→ THE RECORDS:
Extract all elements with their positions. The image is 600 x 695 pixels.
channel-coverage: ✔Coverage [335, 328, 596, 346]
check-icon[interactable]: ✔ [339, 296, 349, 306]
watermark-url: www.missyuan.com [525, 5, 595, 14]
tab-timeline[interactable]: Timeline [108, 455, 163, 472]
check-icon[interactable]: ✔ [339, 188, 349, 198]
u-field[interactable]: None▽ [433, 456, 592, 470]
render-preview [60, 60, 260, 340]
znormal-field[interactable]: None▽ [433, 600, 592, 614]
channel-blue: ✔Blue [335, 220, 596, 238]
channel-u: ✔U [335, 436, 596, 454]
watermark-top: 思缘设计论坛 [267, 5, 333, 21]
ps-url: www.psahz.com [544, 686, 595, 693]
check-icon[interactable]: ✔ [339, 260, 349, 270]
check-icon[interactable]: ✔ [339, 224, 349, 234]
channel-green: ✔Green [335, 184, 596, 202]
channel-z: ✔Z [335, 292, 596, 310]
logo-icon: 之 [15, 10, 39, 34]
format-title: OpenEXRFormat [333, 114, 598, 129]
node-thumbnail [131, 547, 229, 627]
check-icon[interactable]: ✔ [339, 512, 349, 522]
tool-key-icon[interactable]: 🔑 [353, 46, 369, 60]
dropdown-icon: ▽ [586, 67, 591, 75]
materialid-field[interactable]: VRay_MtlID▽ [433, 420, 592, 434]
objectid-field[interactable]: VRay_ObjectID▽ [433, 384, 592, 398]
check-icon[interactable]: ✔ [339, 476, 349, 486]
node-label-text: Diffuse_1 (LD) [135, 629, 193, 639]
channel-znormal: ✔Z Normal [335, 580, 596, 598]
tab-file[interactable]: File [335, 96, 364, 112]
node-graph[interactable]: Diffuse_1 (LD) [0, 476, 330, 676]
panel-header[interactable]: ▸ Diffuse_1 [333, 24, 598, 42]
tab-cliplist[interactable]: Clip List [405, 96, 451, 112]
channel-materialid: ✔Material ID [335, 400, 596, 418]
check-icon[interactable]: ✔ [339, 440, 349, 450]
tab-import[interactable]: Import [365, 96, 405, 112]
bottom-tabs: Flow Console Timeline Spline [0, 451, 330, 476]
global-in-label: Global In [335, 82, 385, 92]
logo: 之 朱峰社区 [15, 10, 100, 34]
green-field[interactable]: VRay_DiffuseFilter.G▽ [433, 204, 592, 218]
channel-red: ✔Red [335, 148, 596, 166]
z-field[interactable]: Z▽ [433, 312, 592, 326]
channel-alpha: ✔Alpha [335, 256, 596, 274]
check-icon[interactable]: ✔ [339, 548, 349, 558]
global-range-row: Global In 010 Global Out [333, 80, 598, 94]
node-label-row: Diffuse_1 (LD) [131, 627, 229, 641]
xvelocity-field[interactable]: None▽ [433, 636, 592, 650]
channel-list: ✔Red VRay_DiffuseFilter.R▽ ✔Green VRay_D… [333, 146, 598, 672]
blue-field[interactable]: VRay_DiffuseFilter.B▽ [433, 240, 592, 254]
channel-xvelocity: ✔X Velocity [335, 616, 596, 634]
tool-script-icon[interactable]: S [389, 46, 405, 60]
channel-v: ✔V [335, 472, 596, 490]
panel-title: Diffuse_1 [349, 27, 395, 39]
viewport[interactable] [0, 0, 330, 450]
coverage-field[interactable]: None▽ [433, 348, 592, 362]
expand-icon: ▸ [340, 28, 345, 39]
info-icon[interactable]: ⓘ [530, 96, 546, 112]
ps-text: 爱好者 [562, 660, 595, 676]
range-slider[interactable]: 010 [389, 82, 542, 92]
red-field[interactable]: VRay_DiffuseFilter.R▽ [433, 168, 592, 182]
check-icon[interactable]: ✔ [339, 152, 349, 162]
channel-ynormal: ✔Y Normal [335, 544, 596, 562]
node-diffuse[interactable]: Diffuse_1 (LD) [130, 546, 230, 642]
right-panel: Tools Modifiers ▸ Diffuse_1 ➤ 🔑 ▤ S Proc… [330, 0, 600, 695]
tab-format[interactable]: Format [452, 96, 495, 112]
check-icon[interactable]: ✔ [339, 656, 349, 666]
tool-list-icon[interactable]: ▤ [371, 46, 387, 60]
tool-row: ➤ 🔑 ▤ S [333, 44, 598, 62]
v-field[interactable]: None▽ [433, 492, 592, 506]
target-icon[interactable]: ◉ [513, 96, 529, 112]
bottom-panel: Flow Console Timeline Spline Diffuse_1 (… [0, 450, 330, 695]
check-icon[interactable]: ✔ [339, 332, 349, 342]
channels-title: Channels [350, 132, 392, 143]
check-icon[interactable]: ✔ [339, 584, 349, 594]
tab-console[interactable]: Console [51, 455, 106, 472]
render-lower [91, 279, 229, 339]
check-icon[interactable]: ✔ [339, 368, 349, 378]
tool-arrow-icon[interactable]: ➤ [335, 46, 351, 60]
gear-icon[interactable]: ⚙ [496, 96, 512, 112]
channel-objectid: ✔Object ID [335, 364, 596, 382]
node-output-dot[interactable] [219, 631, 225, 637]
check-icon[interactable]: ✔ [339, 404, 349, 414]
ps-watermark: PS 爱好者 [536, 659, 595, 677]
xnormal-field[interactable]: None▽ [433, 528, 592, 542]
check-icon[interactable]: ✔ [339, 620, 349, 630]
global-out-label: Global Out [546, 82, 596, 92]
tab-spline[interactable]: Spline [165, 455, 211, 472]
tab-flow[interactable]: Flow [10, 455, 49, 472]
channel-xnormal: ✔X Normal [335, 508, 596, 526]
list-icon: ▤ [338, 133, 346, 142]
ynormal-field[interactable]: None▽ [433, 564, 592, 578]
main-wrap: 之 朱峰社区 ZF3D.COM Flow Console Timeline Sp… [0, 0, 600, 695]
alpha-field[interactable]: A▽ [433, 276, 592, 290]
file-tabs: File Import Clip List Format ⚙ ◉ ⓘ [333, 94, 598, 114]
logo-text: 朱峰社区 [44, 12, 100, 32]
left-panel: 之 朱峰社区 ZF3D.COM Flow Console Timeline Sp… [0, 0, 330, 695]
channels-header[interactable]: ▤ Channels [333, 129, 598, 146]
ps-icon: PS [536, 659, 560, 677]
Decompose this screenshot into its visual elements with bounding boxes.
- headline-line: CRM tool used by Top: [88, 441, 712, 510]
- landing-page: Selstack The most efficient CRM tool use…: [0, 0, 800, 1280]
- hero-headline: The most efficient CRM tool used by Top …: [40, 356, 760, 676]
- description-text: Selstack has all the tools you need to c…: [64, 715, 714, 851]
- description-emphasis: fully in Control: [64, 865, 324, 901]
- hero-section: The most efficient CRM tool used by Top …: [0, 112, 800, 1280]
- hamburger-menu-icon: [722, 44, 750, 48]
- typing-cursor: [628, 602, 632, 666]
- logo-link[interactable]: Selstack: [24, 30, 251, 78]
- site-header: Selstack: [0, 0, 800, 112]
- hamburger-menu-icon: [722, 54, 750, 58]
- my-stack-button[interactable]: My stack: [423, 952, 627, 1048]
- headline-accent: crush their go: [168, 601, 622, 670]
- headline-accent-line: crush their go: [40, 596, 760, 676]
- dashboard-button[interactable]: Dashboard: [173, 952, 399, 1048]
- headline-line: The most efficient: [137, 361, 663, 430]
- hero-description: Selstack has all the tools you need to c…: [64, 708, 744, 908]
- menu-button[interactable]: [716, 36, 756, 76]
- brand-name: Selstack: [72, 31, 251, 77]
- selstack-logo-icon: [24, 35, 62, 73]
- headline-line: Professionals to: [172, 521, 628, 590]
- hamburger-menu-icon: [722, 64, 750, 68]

→ DESCRIPTION OF THE TASK:
Copy the stretch of the records from the start through the line containing "check-icon[interactable]: ✔ [339, 188, 349, 198]", both ends included, reproducing each line exactly.

→ EXERCISE OUTPUT:
Extract all elements with their positions. The image is 600 x 695 pixels.
channel-coverage: ✔Coverage [335, 328, 596, 346]
check-icon[interactable]: ✔ [339, 296, 349, 306]
watermark-url: www.missyuan.com [525, 5, 595, 14]
tab-timeline[interactable]: Timeline [108, 455, 163, 472]
check-icon[interactable]: ✔ [339, 188, 349, 198]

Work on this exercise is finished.